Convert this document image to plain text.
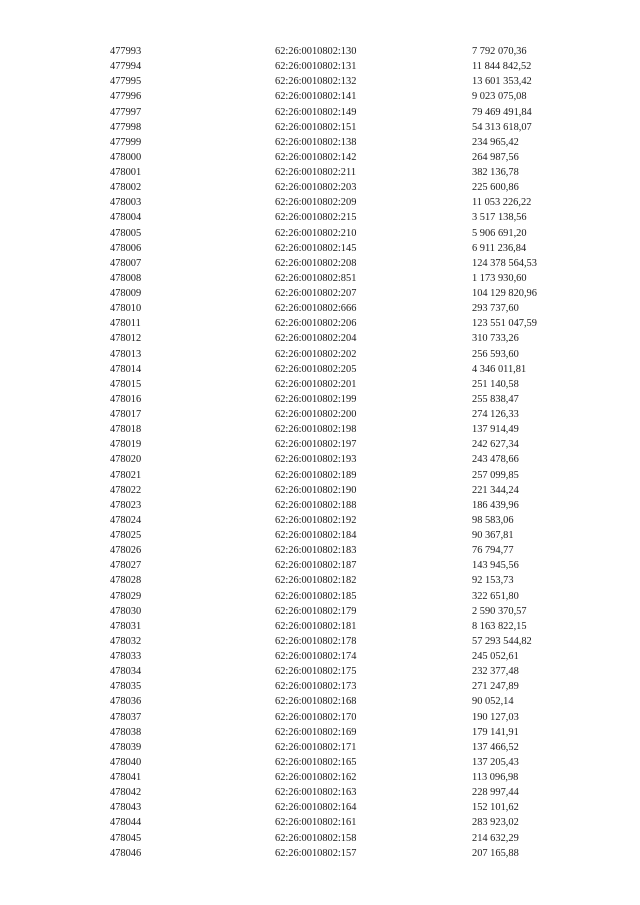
477993	62:26:0010802:130	7 792 070,36
477994	62:26:0010802:131	11 844 842,52
477995	62:26:0010802:132	13 601 353,42
477996	62:26:0010802:141	9 023 075,08
477997	62:26:0010802:149	79 469 491,84
477998	62:26:0010802:151	54 313 618,07
477999	62:26:0010802:138	234 965,42
478000	62:26:0010802:142	264 987,56
478001	62:26:0010802:211	382 136,78
478002	62:26:0010802:203	225 600,86
478003	62:26:0010802:209	11 053 226,22
478004	62:26:0010802:215	3 517 138,56
478005	62:26:0010802:210	5 906 691,20
478006	62:26:0010802:145	6 911 236,84
478007	62:26:0010802:208	124 378 564,53
478008	62:26:0010802:851	1 173 930,60
478009	62:26:0010802:207	104 129 820,96
478010	62:26:0010802:666	293 737,60
478011	62:26:0010802:206	123 551 047,59
478012	62:26:0010802:204	310 733,26
478013	62:26:0010802:202	256 593,60
478014	62:26:0010802:205	4 346 011,81
478015	62:26:0010802:201	251 140,58
478016	62:26:0010802:199	255 838,47
478017	62:26:0010802:200	274 126,33
478018	62:26:0010802:198	137 914,49
478019	62:26:0010802:197	242 627,34
478020	62:26:0010802:193	243 478,66
478021	62:26:0010802:189	257 099,85
478022	62:26:0010802:190	221 344,24
478023	62:26:0010802:188	186 439,96
478024	62:26:0010802:192	98 583,06
478025	62:26:0010802:184	90 367,81
478026	62:26:0010802:183	76 794,77
478027	62:26:0010802:187	143 945,56
478028	62:26:0010802:182	92 153,73
478029	62:26:0010802:185	322 651,80
478030	62:26:0010802:179	2 590 370,57
478031	62:26:0010802:181	8 163 822,15
478032	62:26:0010802:178	57 293 544,82
478033	62:26:0010802:174	245 052,61
478034	62:26:0010802:175	232 377,48
478035	62:26:0010802:173	271 247,89
478036	62:26:0010802:168	90 052,14
478037	62:26:0010802:170	190 127,03
478038	62:26:0010802:169	179 141,91
478039	62:26:0010802:171	137 466,52
478040	62:26:0010802:165	137 205,43
478041	62:26:0010802:162	113 096,98
478042	62:26:0010802:163	228 997,44
478043	62:26:0010802:164	152 101,62
478044	62:26:0010802:161	283 923,02
478045	62:26:0010802:158	214 632,29
478046	62:26:0010802:157	207 165,88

- YOUR GOAL
Without the pictures, write out every entry precisely as it appears.

- COMPLETE RESPONSE
Convert this document image to plain text.
477993	62:26:0010802:130	7 792 070,36
477994	62:26:0010802:131	11 844 842,52
477995	62:26:0010802:132	13 601 353,42
477996	62:26:0010802:141	9 023 075,08
477997	62:26:0010802:149	79 469 491,84
477998	62:26:0010802:151	54 313 618,07
477999	62:26:0010802:138	234 965,42
478000	62:26:0010802:142	264 987,56
478001	62:26:0010802:211	382 136,78
478002	62:26:0010802:203	225 600,86
478003	62:26:0010802:209	11 053 226,22
478004	62:26:0010802:215	3 517 138,56
478005	62:26:0010802:210	5 906 691,20
478006	62:26:0010802:145	6 911 236,84
478007	62:26:0010802:208	124 378 564,53
478008	62:26:0010802:851	1 173 930,60
478009	62:26:0010802:207	104 129 820,96
478010	62:26:0010802:666	293 737,60
478011	62:26:0010802:206	123 551 047,59
478012	62:26:0010802:204	310 733,26
478013	62:26:0010802:202	256 593,60
478014	62:26:0010802:205	4 346 011,81
478015	62:26:0010802:201	251 140,58
478016	62:26:0010802:199	255 838,47
478017	62:26:0010802:200	274 126,33
478018	62:26:0010802:198	137 914,49
478019	62:26:0010802:197	242 627,34
478020	62:26:0010802:193	243 478,66
478021	62:26:0010802:189	257 099,85
478022	62:26:0010802:190	221 344,24
478023	62:26:0010802:188	186 439,96
478024	62:26:0010802:192	98 583,06
478025	62:26:0010802:184	90 367,81
478026	62:26:0010802:183	76 794,77
478027	62:26:0010802:187	143 945,56
478028	62:26:0010802:182	92 153,73
478029	62:26:0010802:185	322 651,80
478030	62:26:0010802:179	2 590 370,57
478031	62:26:0010802:181	8 163 822,15
478032	62:26:0010802:178	57 293 544,82
478033	62:26:0010802:174	245 052,61
478034	62:26:0010802:175	232 377,48
478035	62:26:0010802:173	271 247,89
478036	62:26:0010802:168	90 052,14
478037	62:26:0010802:170	190 127,03
478038	62:26:0010802:169	179 141,91
478039	62:26:0010802:171	137 466,52
478040	62:26:0010802:165	137 205,43
478041	62:26:0010802:162	113 096,98
478042	62:26:0010802:163	228 997,44
478043	62:26:0010802:164	152 101,62
478044	62:26:0010802:161	283 923,02
478045	62:26:0010802:158	214 632,29
478046	62:26:0010802:157	207 165,88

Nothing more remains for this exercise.